▸ **EXERCISE REQUIREMENTS**: Search the records below for the word "ACについて" and show every line where it occurs.
#### RECORDS SHOWN
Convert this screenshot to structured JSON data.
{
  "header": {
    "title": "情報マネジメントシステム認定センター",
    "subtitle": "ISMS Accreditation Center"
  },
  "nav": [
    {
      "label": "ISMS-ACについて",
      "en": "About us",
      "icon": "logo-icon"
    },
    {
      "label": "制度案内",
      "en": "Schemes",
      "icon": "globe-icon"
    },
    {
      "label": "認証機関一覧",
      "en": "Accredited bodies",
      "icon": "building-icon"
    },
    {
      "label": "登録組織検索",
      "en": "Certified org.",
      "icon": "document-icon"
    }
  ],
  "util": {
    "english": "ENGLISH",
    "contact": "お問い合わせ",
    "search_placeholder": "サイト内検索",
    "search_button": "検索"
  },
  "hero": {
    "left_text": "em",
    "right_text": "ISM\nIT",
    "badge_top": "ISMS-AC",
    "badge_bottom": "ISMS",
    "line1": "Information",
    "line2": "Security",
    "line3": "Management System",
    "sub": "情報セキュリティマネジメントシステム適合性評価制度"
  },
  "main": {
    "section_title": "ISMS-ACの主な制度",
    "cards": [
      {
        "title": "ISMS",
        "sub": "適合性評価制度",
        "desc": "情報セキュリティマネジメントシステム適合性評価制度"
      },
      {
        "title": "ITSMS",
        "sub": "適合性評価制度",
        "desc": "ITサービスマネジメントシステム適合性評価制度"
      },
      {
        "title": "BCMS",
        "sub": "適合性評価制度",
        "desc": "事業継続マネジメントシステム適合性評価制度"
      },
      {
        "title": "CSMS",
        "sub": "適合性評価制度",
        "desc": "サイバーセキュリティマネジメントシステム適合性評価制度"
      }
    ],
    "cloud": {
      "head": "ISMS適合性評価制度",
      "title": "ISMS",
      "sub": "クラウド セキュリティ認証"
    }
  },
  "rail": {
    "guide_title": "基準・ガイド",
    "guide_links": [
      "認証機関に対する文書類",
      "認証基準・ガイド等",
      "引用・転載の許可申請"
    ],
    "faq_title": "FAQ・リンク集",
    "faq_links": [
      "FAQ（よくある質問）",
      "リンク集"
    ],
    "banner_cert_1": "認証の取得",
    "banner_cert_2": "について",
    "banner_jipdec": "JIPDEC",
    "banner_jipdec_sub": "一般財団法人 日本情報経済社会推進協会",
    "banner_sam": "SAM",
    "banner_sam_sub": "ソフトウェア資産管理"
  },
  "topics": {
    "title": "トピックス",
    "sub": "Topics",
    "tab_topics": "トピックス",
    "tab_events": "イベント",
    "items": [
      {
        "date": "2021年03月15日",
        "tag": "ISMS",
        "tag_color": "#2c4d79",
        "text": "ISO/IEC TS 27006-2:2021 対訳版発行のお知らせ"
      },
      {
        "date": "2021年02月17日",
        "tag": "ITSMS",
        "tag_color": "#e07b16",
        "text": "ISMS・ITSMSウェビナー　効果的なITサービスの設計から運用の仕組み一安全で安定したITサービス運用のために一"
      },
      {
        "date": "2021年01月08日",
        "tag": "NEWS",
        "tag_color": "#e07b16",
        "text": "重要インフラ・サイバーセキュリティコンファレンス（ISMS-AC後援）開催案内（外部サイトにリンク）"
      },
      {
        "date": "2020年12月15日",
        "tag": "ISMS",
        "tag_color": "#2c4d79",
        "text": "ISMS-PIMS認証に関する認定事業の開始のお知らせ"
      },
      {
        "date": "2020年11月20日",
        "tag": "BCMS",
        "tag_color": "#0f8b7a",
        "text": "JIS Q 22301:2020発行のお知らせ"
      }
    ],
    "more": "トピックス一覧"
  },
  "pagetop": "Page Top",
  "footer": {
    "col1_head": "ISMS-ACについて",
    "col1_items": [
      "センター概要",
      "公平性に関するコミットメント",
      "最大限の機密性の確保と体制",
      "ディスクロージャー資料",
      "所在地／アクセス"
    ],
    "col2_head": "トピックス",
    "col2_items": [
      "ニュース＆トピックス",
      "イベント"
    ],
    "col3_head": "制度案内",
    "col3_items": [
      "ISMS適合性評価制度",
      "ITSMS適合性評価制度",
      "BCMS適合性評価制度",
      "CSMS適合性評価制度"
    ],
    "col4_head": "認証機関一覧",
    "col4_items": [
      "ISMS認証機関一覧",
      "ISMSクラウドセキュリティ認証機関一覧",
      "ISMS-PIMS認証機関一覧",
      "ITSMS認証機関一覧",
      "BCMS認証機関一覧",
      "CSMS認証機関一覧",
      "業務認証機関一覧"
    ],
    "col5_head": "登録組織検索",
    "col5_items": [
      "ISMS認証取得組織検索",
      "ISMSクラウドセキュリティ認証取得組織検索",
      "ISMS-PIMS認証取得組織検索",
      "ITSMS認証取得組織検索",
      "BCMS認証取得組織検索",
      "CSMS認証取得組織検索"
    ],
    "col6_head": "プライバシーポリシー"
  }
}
########
#### RECORDS SHOWN
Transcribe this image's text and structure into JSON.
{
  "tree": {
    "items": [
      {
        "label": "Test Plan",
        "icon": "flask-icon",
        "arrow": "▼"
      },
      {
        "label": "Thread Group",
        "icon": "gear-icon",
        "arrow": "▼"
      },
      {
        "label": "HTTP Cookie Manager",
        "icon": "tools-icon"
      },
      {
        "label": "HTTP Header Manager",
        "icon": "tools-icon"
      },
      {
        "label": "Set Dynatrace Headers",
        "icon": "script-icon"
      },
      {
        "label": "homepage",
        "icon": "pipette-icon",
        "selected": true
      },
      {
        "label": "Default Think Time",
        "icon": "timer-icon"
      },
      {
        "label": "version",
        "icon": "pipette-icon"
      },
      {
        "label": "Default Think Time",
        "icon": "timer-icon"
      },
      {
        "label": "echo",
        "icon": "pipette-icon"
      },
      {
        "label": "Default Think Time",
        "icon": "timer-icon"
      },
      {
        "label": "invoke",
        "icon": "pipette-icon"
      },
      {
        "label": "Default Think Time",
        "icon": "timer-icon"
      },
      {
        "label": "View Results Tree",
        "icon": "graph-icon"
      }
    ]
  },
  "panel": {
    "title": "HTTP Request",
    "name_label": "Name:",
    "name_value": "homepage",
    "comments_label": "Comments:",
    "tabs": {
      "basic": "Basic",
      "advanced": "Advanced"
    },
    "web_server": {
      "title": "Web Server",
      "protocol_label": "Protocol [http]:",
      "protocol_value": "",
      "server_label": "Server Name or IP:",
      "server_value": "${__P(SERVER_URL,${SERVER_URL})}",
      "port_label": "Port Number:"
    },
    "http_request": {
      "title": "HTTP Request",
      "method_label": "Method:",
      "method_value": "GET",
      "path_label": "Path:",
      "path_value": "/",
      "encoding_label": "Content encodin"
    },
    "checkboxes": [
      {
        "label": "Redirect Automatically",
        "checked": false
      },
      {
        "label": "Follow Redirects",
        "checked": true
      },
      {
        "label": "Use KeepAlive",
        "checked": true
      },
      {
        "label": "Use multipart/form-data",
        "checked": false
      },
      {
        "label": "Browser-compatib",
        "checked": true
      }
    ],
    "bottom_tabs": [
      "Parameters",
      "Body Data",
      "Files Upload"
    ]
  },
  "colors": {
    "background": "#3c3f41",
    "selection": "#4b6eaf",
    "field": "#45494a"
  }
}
########
▸ **RESPONSE FOR THIS EXERCISE**:
      "label": "ISMS-ACについて",
    "col1_head": "ISMS-ACについて",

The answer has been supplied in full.